- [DATA TO PROCESS]:
_____
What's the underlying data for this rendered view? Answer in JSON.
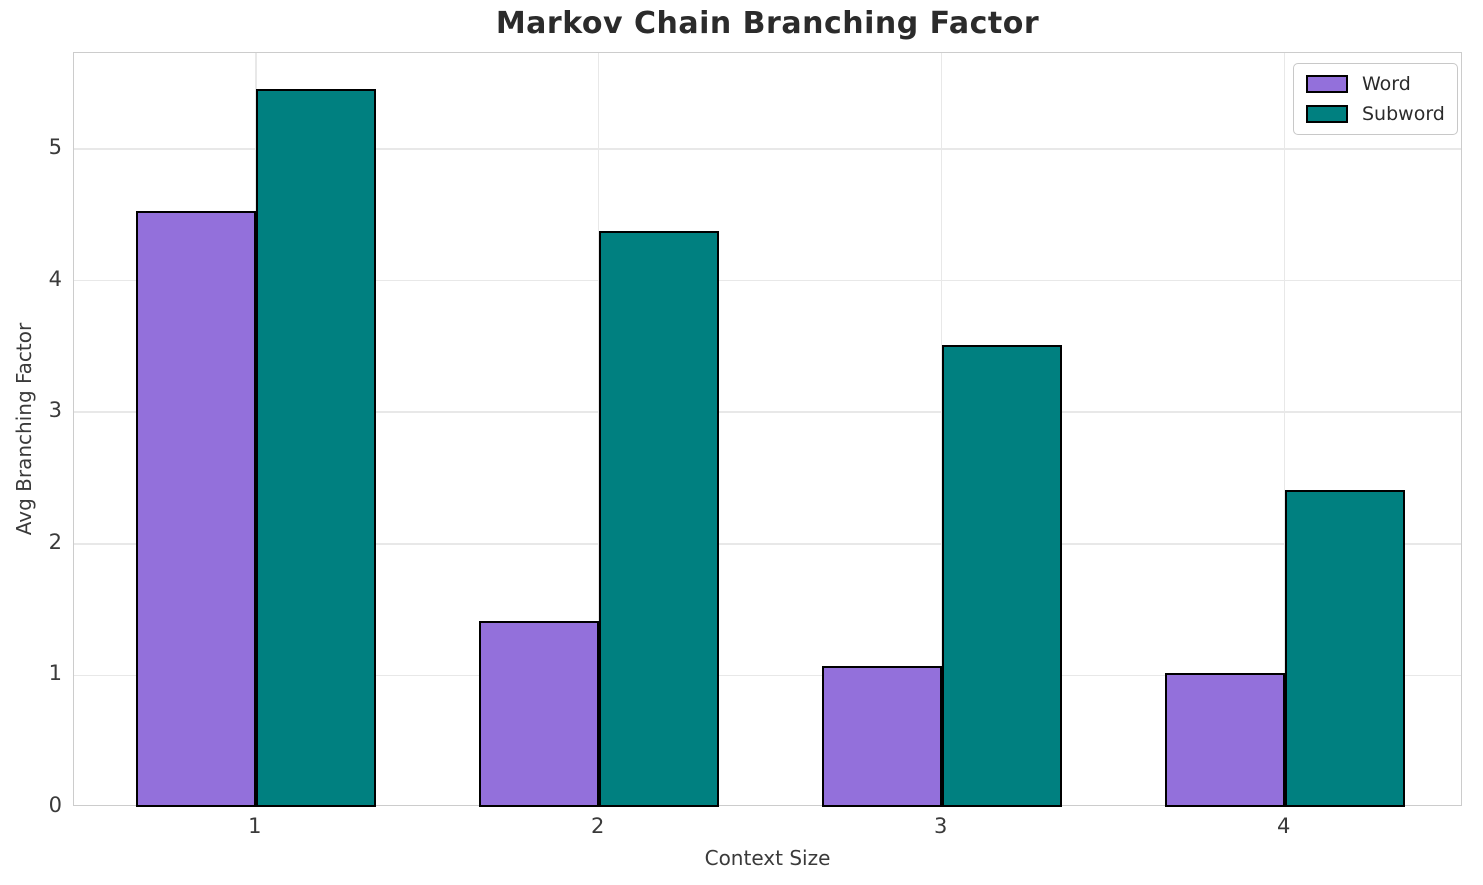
{
  "title": "Markov Chain Branching Factor",
  "chart_data": {
    "type": "bar",
    "title": "Markov Chain Branching Factor",
    "xlabel": "Context Size",
    "ylabel": "Avg Branching Factor",
    "categories": [
      "1",
      "2",
      "3",
      "4"
    ],
    "x": [
      1,
      2,
      3,
      4
    ],
    "series": [
      {
        "name": "Word",
        "color": "#9370DB",
        "values": [
          4.53,
          1.41,
          1.07,
          1.02
        ]
      },
      {
        "name": "Subword",
        "color": "#008080",
        "values": [
          5.46,
          4.38,
          3.51,
          2.41
        ]
      }
    ],
    "yticks": [
      0,
      1,
      2,
      3,
      4,
      5
    ],
    "ylim": [
      0,
      5.73
    ],
    "xlim": [
      0.47,
      4.52
    ],
    "bar_width_data_units": 0.35,
    "grid": true,
    "legend_position": "upper right"
  },
  "colors": {
    "background": "#ffffff",
    "grid": "#e8e8e8",
    "spine": "#cccccc",
    "title_text": "#2b2b2b",
    "tick_text": "#3a3a3a",
    "bar_edge": "#000000"
  }
}
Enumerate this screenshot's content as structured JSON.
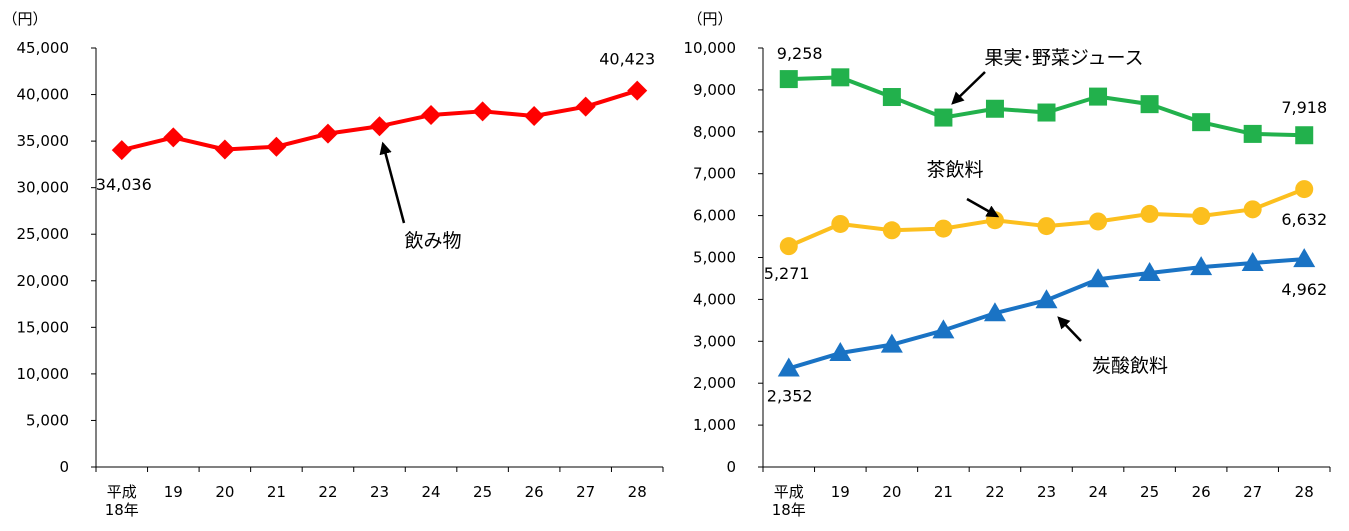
{
  "chart_data": [
    {
      "type": "line",
      "unit_label": "（円）",
      "categories": [
        "平成\n18年",
        "19",
        "20",
        "21",
        "22",
        "23",
        "24",
        "25",
        "26",
        "27",
        "28"
      ],
      "ylim": [
        0,
        45000
      ],
      "yticks": [
        0,
        5000,
        10000,
        15000,
        20000,
        25000,
        30000,
        35000,
        40000,
        45000
      ],
      "ytick_labels": [
        "0",
        "5,000",
        "10,000",
        "15,000",
        "20,000",
        "25,000",
        "30,000",
        "35,000",
        "40,000",
        "45,000"
      ],
      "grid": false,
      "series": [
        {
          "name": "飲み物",
          "color": "#ff0000",
          "marker": "diamond",
          "values": [
            34036,
            35400,
            34100,
            34400,
            35800,
            36600,
            37800,
            38200,
            37700,
            38700,
            40423
          ],
          "data_labels": [
            {
              "index": 0,
              "text": "34,036"
            },
            {
              "index": 10,
              "text": "40,423"
            }
          ]
        }
      ],
      "annotations": [
        {
          "text": "飲み物",
          "arrow_to_index": 5,
          "series": 0
        }
      ]
    },
    {
      "type": "line",
      "unit_label": "（円）",
      "categories": [
        "平成\n18年",
        "19",
        "20",
        "21",
        "22",
        "23",
        "24",
        "25",
        "26",
        "27",
        "28"
      ],
      "ylim": [
        0,
        10000
      ],
      "yticks": [
        0,
        1000,
        2000,
        3000,
        4000,
        5000,
        6000,
        7000,
        8000,
        9000,
        10000
      ],
      "ytick_labels": [
        "0",
        "1,000",
        "2,000",
        "3,000",
        "4,000",
        "5,000",
        "6,000",
        "7,000",
        "8,000",
        "9,000",
        "10,000"
      ],
      "grid": false,
      "series": [
        {
          "name": "果実･野菜ジュース",
          "color": "#22b14c",
          "marker": "square",
          "values": [
            9258,
            9300,
            8830,
            8340,
            8550,
            8460,
            8840,
            8660,
            8230,
            7950,
            7918
          ],
          "data_labels": [
            {
              "index": 0,
              "text": "9,258"
            },
            {
              "index": 10,
              "text": "7,918"
            }
          ]
        },
        {
          "name": "茶飲料",
          "color": "#fcbf1e",
          "marker": "circle",
          "values": [
            5271,
            5800,
            5650,
            5690,
            5890,
            5750,
            5860,
            6040,
            5990,
            6150,
            6632
          ],
          "data_labels": [
            {
              "index": 0,
              "text": "5,271"
            },
            {
              "index": 10,
              "text": "6,632"
            }
          ]
        },
        {
          "name": "炭酸飲料",
          "color": "#1a73c4",
          "marker": "triangle",
          "values": [
            2352,
            2720,
            2920,
            3260,
            3670,
            3980,
            4480,
            4630,
            4770,
            4870,
            4962
          ],
          "data_labels": [
            {
              "index": 0,
              "text": "2,352"
            },
            {
              "index": 10,
              "text": "4,962"
            }
          ]
        }
      ],
      "annotations": [
        {
          "text": "果実･野菜ジュース",
          "arrow_to_index": 3,
          "series": 0
        },
        {
          "text": "茶飲料",
          "arrow_to_index": 4,
          "series": 1
        },
        {
          "text": "炭酸飲料",
          "arrow_to_index": 5,
          "series": 2
        }
      ]
    }
  ]
}
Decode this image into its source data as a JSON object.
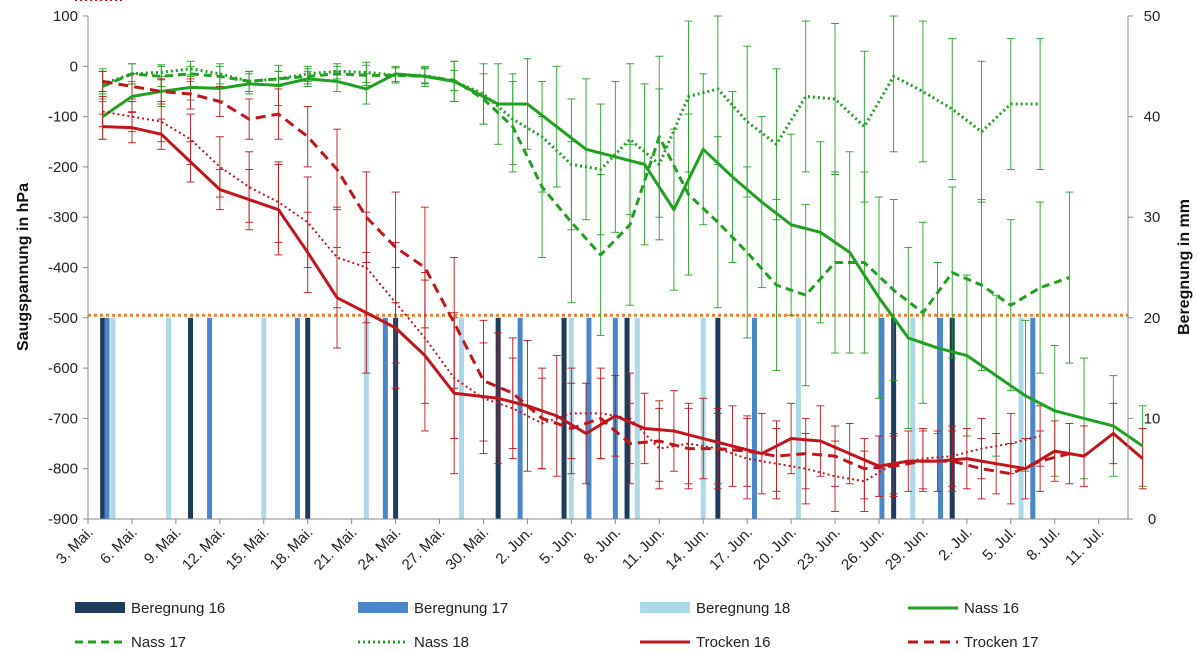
_____
- [WHAT YOU ARE ASKED TO DO]: Do not include images; quote all of the entries above exactly.

- [COMPLETE RESPONSE]:
What's the underlying data for this rendered view? Answer in JSON.
{
  "title": "Markov Chain Branching Factor",
  "chart_data": {
    "type": "bar",
    "title": "Markov Chain Branching Factor",
    "xlabel": "Context Size",
    "ylabel": "Avg Branching Factor",
    "categories": [
      "1",
      "2",
      "3",
      "4"
    ],
    "x": [
      1,
      2,
      3,
      4
    ],
    "series": [
      {
        "name": "Word",
        "color": "#9370DB",
        "values": [
          4.53,
          1.41,
          1.07,
          1.02
        ]
      },
      {
        "name": "Subword",
        "color": "#008080",
        "values": [
          5.46,
          4.38,
          3.51,
          2.41
        ]
      }
    ],
    "yticks": [
      0,
      1,
      2,
      3,
      4,
      5
    ],
    "ylim": [
      0,
      5.73
    ],
    "xlim": [
      0.47,
      4.52
    ],
    "bar_width_data_units": 0.35,
    "grid": true,
    "legend_position": "upper right"
  },
  "colors": {
    "background": "#ffffff",
    "grid": "#e8e8e8",
    "spine": "#cccccc",
    "title_text": "#2b2b2b",
    "tick_text": "#3a3a3a",
    "bar_edge": "#000000"
  }
}
Enumerate this screenshot's content as structured JSON.
{
  "chart_data": [
    {
      "type": "line",
      "unit_label": "（円）",
      "categories": [
        "平成\n18年",
        "19",
        "20",
        "21",
        "22",
        "23",
        "24",
        "25",
        "26",
        "27",
        "28"
      ],
      "ylim": [
        0,
        45000
      ],
      "yticks": [
        0,
        5000,
        10000,
        15000,
        20000,
        25000,
        30000,
        35000,
        40000,
        45000
      ],
      "ytick_labels": [
        "0",
        "5,000",
        "10,000",
        "15,000",
        "20,000",
        "25,000",
        "30,000",
        "35,000",
        "40,000",
        "45,000"
      ],
      "grid": false,
      "series": [
        {
          "name": "飲み物",
          "color": "#ff0000",
          "marker": "diamond",
          "values": [
            34036,
            35400,
            34100,
            34400,
            35800,
            36600,
            37800,
            38200,
            37700,
            38700,
            40423
          ],
          "data_labels": [
            {
              "index": 0,
              "text": "34,036"
            },
            {
              "index": 10,
              "text": "40,423"
            }
          ]
        }
      ],
      "annotations": [
        {
          "text": "飲み物",
          "arrow_to_index": 5,
          "series": 0
        }
      ]
    },
    {
      "type": "line",
      "unit_label": "（円）",
      "categories": [
        "平成\n18年",
        "19",
        "20",
        "21",
        "22",
        "23",
        "24",
        "25",
        "26",
        "27",
        "28"
      ],
      "ylim": [
        0,
        10000
      ],
      "yticks": [
        0,
        1000,
        2000,
        3000,
        4000,
        5000,
        6000,
        7000,
        8000,
        9000,
        10000
      ],
      "ytick_labels": [
        "0",
        "1,000",
        "2,000",
        "3,000",
        "4,000",
        "5,000",
        "6,000",
        "7,000",
        "8,000",
        "9,000",
        "10,000"
      ],
      "grid": false,
      "series": [
        {
          "name": "果実･野菜ジュース",
          "color": "#22b14c",
          "marker": "square",
          "values": [
            9258,
            9300,
            8830,
            8340,
            8550,
            8460,
            8840,
            8660,
            8230,
            7950,
            7918
          ],
          "data_labels": [
            {
              "index": 0,
              "text": "9,258"
            },
            {
              "index": 10,
              "text": "7,918"
            }
          ]
        },
        {
          "name": "茶飲料",
          "color": "#fcbf1e",
          "marker": "circle",
          "values": [
            5271,
            5800,
            5650,
            5690,
            5890,
            5750,
            5860,
            6040,
            5990,
            6150,
            6632
          ],
          "data_labels": [
            {
              "index": 0,
              "text": "5,271"
            },
            {
              "index": 10,
              "text": "6,632"
            }
          ]
        },
        {
          "name": "炭酸飲料",
          "color": "#1a73c4",
          "marker": "triangle",
          "values": [
            2352,
            2720,
            2920,
            3260,
            3670,
            3980,
            4480,
            4630,
            4770,
            4870,
            4962
          ],
          "data_labels": [
            {
              "index": 0,
              "text": "2,352"
            },
            {
              "index": 10,
              "text": "4,962"
            }
          ]
        }
      ],
      "annotations": [
        {
          "text": "果実･野菜ジュース",
          "arrow_to_index": 3,
          "series": 0
        },
        {
          "text": "茶飲料",
          "arrow_to_index": 4,
          "series": 1
        },
        {
          "text": "炭酸飲料",
          "arrow_to_index": 5,
          "series": 2
        }
      ]
    }
  ]
}
Decode this image into its source data as a JSON object.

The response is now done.